*Aim*: Restate, word for word, all of the material shown below.

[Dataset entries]
--------------------------------
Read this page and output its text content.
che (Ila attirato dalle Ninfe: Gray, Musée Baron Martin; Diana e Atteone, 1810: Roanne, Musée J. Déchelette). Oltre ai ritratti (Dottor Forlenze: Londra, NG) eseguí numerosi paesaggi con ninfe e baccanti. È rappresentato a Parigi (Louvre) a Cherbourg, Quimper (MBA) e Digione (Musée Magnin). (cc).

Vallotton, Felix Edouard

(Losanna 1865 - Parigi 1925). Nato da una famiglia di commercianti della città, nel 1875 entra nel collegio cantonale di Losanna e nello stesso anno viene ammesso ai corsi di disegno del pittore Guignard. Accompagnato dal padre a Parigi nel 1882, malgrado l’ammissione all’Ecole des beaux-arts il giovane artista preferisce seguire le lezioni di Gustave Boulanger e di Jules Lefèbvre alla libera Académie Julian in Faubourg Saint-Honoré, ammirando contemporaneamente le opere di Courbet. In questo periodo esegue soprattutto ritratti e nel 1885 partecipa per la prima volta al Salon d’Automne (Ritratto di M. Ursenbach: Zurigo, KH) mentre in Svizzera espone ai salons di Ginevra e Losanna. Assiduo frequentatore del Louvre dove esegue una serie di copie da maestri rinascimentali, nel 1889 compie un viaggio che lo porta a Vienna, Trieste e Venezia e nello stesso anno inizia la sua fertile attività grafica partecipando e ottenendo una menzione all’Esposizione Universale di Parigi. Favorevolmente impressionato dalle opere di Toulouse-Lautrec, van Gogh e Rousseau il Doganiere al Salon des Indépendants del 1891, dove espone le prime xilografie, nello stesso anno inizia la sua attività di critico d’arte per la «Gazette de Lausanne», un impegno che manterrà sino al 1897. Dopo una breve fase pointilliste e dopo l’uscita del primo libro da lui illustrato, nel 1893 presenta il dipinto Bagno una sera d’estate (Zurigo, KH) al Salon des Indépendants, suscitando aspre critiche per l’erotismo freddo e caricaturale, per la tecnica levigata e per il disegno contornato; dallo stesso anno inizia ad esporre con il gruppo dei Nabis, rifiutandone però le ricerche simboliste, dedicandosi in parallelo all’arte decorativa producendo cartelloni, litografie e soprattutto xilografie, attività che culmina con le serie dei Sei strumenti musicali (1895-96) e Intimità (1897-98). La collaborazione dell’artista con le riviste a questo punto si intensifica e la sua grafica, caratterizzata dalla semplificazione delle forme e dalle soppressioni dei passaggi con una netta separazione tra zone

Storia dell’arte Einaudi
--------------------------------
*Output for this task*:
Read this page and output its text content.
che (Ila attirato dalle Ninfe: Gray, Musée Baron Martin; Diana e Atteone, 1810: Roanne, Musée J. Déchelette). Oltre ai ritratti (Dottor Forlenze: Londra, NG) eseguí numerosi paesaggi con ninfe e baccanti. È rappresentato a Parigi (Louvre) a Cherbourg, Quimper (MBA) e Digione (Musée Magnin). (cc).

Vallotton, Felix Edouard

(Losanna 1865 - Parigi 1925). Nato da una famiglia di commercianti della città, nel 1875 entra nel collegio cantonale di Losanna e nello stesso anno viene ammesso ai corsi di disegno del pittore Guignard. Accompagnato dal padre a Parigi nel 1882, malgrado l’ammissione all’Ecole des beaux-arts il giovane artista preferisce seguire le lezioni di Gustave Boulanger e di Jules Lefèbvre alla libera Académie Julian in Faubourg Saint-Honoré, ammirando contemporaneamente le opere di Courbet. In questo periodo esegue soprattutto ritratti e nel 1885 partecipa per la prima volta al Salon d’Automne (Ritratto di M. Ursenbach: Zurigo, KH) mentre in Svizzera espone ai salons di Ginevra e Losanna. Assiduo frequentatore del Louvre dove esegue una serie di copie da maestri rinascimentali, nel 1889 compie un viaggio che lo porta a Vienna, Trieste e Venezia e nello stesso anno inizia la sua fertile attività grafica partecipando e ottenendo una menzione all’Esposizione Universale di Parigi. Favorevolmente impressionato dalle opere di Toulouse-Lautrec, van Gogh e Rousseau il Doganiere al Salon des Indépendants del 1891, dove espone le prime xilografie, nello stesso anno inizia la sua attività di critico d’arte per la «Gazette de Lausanne», un impegno che manterrà sino al 1897. Dopo una breve fase pointilliste e dopo l’uscita del primo libro da lui illustrato, nel 1893 presenta il dipinto Bagno una sera d’estate (Zurigo, KH) al Salon des Indépendants, suscitando aspre critiche per l’erotismo freddo e caricaturale, per la tecnica levigata e per il disegno contornato; dallo stesso anno inizia ad esporre con il gruppo dei Nabis, rifiutandone però le ricerche simboliste, dedicandosi in parallelo all’arte decorativa producendo cartelloni, litografie e soprattutto xilografie, attività che culmina con le serie dei Sei strumenti musicali (1895-96) e Intimità (1897-98). La collaborazione dell’artista con le riviste a questo punto si intensifica e la sua grafica, caratterizzata dalla semplificazione delle forme e dalle soppressioni dei passaggi con una netta separazione tra zone

Storia dell’arte Einaudi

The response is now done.